*WHAT NEEDS TO BE DONE:* Reproduce the data exactly and drop any pictures it holds.

*EXERCISE INPUT:*
* Begin *
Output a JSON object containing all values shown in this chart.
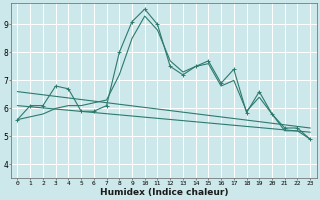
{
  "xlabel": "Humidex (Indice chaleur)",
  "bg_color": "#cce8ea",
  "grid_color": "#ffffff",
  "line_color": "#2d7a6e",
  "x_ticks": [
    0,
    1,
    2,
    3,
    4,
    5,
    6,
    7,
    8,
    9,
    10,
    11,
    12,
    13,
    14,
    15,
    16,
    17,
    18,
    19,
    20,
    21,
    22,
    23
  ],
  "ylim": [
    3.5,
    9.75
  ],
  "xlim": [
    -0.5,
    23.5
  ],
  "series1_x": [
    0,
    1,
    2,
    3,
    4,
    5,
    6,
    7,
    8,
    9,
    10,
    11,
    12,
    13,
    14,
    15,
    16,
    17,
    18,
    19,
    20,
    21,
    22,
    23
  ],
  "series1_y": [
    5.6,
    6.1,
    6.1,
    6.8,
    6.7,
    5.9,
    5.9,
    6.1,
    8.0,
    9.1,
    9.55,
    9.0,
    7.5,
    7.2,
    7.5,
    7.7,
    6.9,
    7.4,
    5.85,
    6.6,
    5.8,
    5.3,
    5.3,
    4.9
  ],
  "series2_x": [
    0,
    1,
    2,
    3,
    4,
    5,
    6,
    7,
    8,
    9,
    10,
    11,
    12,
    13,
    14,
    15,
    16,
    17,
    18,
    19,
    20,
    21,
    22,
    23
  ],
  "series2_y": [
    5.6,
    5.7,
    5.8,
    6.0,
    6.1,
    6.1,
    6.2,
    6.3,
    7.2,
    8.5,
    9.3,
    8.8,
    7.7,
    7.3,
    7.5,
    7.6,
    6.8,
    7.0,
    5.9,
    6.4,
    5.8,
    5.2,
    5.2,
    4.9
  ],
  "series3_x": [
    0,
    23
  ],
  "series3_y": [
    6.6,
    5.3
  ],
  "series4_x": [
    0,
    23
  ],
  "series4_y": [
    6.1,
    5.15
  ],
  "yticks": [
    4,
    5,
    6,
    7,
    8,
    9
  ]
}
* End *
*EXPECTED ANSWER:*
Output a JSON object containing all values shown in this chart.
{
  "xlabel": "Humidex (Indice chaleur)",
  "bg_color": "#cce8ea",
  "grid_color": "#ffffff",
  "line_color": "#2d7a6e",
  "x_ticks": [
    0,
    1,
    2,
    3,
    4,
    5,
    6,
    7,
    8,
    9,
    10,
    11,
    12,
    13,
    14,
    15,
    16,
    17,
    18,
    19,
    20,
    21,
    22,
    23
  ],
  "ylim": [
    3.5,
    9.75
  ],
  "xlim": [
    -0.5,
    23.5
  ],
  "series1_x": [
    0,
    1,
    2,
    3,
    4,
    5,
    6,
    7,
    8,
    9,
    10,
    11,
    12,
    13,
    14,
    15,
    16,
    17,
    18,
    19,
    20,
    21,
    22,
    23
  ],
  "series1_y": [
    5.6,
    6.1,
    6.1,
    6.8,
    6.7,
    5.9,
    5.9,
    6.1,
    8.0,
    9.1,
    9.55,
    9.0,
    7.5,
    7.2,
    7.5,
    7.7,
    6.9,
    7.4,
    5.85,
    6.6,
    5.8,
    5.3,
    5.3,
    4.9
  ],
  "series2_x": [
    0,
    1,
    2,
    3,
    4,
    5,
    6,
    7,
    8,
    9,
    10,
    11,
    12,
    13,
    14,
    15,
    16,
    17,
    18,
    19,
    20,
    21,
    22,
    23
  ],
  "series2_y": [
    5.6,
    5.7,
    5.8,
    6.0,
    6.1,
    6.1,
    6.2,
    6.3,
    7.2,
    8.5,
    9.3,
    8.8,
    7.7,
    7.3,
    7.5,
    7.6,
    6.8,
    7.0,
    5.9,
    6.4,
    5.8,
    5.2,
    5.2,
    4.9
  ],
  "series3_x": [
    0,
    23
  ],
  "series3_y": [
    6.6,
    5.3
  ],
  "series4_x": [
    0,
    23
  ],
  "series4_y": [
    6.1,
    5.15
  ],
  "yticks": [
    4,
    5,
    6,
    7,
    8,
    9
  ]
}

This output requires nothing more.